╭─ Materials provided

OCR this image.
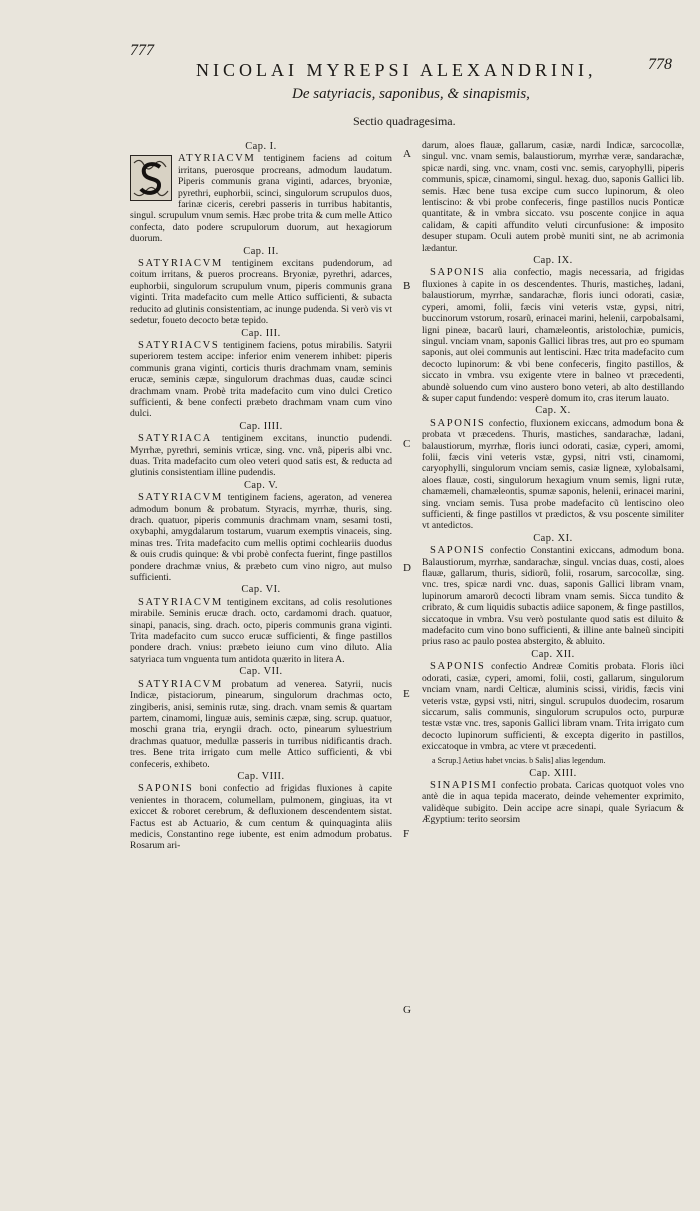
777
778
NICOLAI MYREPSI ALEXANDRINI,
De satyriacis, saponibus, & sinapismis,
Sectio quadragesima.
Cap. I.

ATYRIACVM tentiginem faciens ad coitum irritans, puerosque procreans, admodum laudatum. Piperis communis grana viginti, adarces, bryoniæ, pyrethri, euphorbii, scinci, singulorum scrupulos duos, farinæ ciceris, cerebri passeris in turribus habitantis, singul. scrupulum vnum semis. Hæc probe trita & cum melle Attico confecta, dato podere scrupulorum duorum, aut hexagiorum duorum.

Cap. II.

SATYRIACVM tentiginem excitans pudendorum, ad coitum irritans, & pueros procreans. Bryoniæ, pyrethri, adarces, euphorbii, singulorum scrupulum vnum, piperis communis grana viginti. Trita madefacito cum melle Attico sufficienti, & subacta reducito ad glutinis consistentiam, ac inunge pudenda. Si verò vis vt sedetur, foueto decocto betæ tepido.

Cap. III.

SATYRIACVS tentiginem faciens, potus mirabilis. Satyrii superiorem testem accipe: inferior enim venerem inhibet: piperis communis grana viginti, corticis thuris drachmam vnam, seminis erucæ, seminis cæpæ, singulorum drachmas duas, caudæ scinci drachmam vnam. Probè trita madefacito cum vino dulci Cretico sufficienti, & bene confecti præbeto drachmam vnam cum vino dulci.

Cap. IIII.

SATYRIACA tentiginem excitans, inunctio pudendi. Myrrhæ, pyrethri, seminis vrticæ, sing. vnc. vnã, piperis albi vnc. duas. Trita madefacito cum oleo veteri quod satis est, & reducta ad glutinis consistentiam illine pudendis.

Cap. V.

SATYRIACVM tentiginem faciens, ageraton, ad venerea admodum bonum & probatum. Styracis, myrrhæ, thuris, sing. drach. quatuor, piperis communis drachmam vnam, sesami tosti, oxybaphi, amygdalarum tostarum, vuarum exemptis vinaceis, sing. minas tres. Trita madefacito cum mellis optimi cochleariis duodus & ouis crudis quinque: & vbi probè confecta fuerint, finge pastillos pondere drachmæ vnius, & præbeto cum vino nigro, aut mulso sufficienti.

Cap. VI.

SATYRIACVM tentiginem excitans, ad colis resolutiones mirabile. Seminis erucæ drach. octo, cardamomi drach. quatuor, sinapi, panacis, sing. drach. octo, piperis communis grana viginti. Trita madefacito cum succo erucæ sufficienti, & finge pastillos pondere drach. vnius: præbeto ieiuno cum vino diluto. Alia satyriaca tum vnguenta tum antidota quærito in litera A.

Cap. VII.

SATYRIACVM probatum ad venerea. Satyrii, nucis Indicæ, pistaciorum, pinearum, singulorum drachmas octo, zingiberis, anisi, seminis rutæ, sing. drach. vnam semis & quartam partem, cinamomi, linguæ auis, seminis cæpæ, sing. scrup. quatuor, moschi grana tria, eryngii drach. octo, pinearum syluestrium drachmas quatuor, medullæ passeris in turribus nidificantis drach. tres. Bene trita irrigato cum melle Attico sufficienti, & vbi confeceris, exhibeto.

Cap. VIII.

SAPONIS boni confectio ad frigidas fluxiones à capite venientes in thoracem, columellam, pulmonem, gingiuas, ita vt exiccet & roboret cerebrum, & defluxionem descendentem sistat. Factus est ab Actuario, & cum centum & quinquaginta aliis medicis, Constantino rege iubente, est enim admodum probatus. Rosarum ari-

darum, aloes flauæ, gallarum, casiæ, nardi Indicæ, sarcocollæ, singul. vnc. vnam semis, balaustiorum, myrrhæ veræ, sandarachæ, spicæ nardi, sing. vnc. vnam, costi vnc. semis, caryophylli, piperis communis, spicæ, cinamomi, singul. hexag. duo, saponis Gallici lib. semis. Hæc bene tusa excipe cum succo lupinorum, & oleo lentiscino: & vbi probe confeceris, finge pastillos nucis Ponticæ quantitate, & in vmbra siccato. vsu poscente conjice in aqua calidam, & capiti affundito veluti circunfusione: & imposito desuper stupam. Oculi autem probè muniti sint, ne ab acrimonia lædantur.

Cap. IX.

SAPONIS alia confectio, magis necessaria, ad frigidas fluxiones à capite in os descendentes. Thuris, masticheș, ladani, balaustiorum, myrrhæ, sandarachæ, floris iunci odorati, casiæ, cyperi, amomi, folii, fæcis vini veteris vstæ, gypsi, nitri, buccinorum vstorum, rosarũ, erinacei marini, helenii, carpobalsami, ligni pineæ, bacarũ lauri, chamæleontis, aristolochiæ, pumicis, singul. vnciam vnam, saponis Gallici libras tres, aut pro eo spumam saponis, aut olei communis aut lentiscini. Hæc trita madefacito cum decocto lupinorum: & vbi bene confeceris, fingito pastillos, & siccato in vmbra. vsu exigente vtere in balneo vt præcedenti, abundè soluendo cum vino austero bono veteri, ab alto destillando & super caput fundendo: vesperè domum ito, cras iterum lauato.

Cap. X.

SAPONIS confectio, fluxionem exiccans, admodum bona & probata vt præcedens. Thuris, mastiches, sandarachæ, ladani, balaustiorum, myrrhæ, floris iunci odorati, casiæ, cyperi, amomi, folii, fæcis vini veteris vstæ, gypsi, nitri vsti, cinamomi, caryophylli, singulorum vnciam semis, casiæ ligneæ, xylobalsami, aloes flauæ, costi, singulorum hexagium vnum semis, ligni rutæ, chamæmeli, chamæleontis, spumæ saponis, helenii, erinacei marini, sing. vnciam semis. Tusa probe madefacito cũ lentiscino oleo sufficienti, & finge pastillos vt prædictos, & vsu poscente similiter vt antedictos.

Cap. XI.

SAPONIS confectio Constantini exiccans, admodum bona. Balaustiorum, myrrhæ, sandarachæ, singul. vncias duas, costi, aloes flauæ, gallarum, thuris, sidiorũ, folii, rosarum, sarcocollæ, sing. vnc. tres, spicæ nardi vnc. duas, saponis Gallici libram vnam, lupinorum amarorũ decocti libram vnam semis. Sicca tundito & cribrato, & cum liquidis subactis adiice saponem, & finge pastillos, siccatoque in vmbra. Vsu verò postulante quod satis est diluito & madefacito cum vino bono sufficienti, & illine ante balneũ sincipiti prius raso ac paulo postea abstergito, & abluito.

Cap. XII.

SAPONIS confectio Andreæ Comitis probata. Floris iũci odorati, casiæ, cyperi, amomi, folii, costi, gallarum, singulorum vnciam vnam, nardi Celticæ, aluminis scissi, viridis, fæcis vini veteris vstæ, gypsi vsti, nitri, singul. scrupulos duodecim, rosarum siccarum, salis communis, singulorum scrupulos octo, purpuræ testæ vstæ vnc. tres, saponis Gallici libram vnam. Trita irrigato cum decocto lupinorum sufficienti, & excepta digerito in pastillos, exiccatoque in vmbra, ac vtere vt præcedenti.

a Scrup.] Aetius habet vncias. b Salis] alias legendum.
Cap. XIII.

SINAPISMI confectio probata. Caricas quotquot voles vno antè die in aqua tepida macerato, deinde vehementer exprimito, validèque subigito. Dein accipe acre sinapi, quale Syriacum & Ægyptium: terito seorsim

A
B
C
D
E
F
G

╰─

Set problem → Which lines of the material contain the string "accipe"? List each of them.

Full output →
SATYRIACVS tentiginem faciens, potus mirabilis. Satyrii superiorem testem accipe: inferior enim venerem inhibet: piperis communis grana viginti, corticis thuris drachmam vnam, seminis erucæ, seminis cæpæ, singulorum drachmas duas, caudæ scinci drachmam vnam. Probè trita madefacito cum vino dulci Cretico sufficienti, & bene confecti præbeto drachmam vnam cum vino dulci.
SINAPISMI confectio probata. Caricas quotquot voles vno antè die in aqua tepida macerato, deinde vehementer exprimito, validèque subigito. Dein accipe acre sinapi, quale Syriacum & Ægyptium: terito seorsim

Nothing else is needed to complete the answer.